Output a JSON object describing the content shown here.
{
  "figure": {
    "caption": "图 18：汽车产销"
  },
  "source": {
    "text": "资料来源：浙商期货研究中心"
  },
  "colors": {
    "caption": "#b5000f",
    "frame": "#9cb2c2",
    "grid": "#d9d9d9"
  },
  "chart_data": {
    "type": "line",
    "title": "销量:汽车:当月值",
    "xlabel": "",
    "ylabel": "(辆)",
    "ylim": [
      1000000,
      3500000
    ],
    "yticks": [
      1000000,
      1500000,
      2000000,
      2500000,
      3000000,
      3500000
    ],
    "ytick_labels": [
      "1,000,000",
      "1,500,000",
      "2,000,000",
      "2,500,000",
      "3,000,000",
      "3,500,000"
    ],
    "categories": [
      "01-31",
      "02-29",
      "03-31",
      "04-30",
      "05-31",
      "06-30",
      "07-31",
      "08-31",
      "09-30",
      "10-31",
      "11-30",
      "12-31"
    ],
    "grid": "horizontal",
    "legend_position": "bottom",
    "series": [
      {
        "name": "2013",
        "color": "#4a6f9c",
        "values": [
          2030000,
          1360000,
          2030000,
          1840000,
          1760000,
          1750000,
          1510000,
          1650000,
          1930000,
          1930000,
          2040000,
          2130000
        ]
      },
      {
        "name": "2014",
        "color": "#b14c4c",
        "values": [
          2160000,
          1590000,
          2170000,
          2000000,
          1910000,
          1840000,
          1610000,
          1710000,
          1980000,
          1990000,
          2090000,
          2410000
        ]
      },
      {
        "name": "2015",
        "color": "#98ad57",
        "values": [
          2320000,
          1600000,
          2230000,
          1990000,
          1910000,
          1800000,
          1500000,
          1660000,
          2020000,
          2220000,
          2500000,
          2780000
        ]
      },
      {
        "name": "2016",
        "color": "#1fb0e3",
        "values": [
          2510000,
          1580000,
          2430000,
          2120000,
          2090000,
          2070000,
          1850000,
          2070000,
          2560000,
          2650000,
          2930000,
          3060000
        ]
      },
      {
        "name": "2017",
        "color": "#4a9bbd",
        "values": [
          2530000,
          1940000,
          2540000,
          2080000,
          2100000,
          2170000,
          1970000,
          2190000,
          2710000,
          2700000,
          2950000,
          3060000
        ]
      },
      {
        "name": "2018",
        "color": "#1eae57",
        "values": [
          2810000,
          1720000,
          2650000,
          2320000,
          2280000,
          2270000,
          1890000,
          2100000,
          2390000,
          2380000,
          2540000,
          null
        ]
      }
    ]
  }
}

==*==

→ **WHAT IS BEING ASKED**: Copy out each record from above, exactly.

→ **RESPONSE**:
Output a JSON object describing the content shown here.
{
  "figure": {
    "caption": "图 18：汽车产销"
  },
  "source": {
    "text": "资料来源：浙商期货研究中心"
  },
  "colors": {
    "caption": "#b5000f",
    "frame": "#9cb2c2",
    "grid": "#d9d9d9"
  },
  "chart_data": {
    "type": "line",
    "title": "销量:汽车:当月值",
    "xlabel": "",
    "ylabel": "(辆)",
    "ylim": [
      1000000,
      3500000
    ],
    "yticks": [
      1000000,
      1500000,
      2000000,
      2500000,
      3000000,
      3500000
    ],
    "ytick_labels": [
      "1,000,000",
      "1,500,000",
      "2,000,000",
      "2,500,000",
      "3,000,000",
      "3,500,000"
    ],
    "categories": [
      "01-31",
      "02-29",
      "03-31",
      "04-30",
      "05-31",
      "06-30",
      "07-31",
      "08-31",
      "09-30",
      "10-31",
      "11-30",
      "12-31"
    ],
    "grid": "horizontal",
    "legend_position": "bottom",
    "series": [
      {
        "name": "2013",
        "color": "#4a6f9c",
        "values": [
          2030000,
          1360000,
          2030000,
          1840000,
          1760000,
          1750000,
          1510000,
          1650000,
          1930000,
          1930000,
          2040000,
          2130000
        ]
      },
      {
        "name": "2014",
        "color": "#b14c4c",
        "values": [
          2160000,
          1590000,
          2170000,
          2000000,
          1910000,
          1840000,
          1610000,
          1710000,
          1980000,
          1990000,
          2090000,
          2410000
        ]
      },
      {
        "name": "2015",
        "color": "#98ad57",
        "values": [
          2320000,
          1600000,
          2230000,
          1990000,
          1910000,
          1800000,
          1500000,
          1660000,
          2020000,
          2220000,
          2500000,
          2780000
        ]
      },
      {
        "name": "2016",
        "color": "#1fb0e3",
        "values": [
          2510000,
          1580000,
          2430000,
          2120000,
          2090000,
          2070000,
          1850000,
          2070000,
          2560000,
          2650000,
          2930000,
          3060000
        ]
      },
      {
        "name": "2017",
        "color": "#4a9bbd",
        "values": [
          2530000,
          1940000,
          2540000,
          2080000,
          2100000,
          2170000,
          1970000,
          2190000,
          2710000,
          2700000,
          2950000,
          3060000
        ]
      },
      {
        "name": "2018",
        "color": "#1eae57",
        "values": [
          2810000,
          1720000,
          2650000,
          2320000,
          2280000,
          2270000,
          1890000,
          2100000,
          2390000,
          2380000,
          2540000,
          null
        ]
      }
    ]
  }
}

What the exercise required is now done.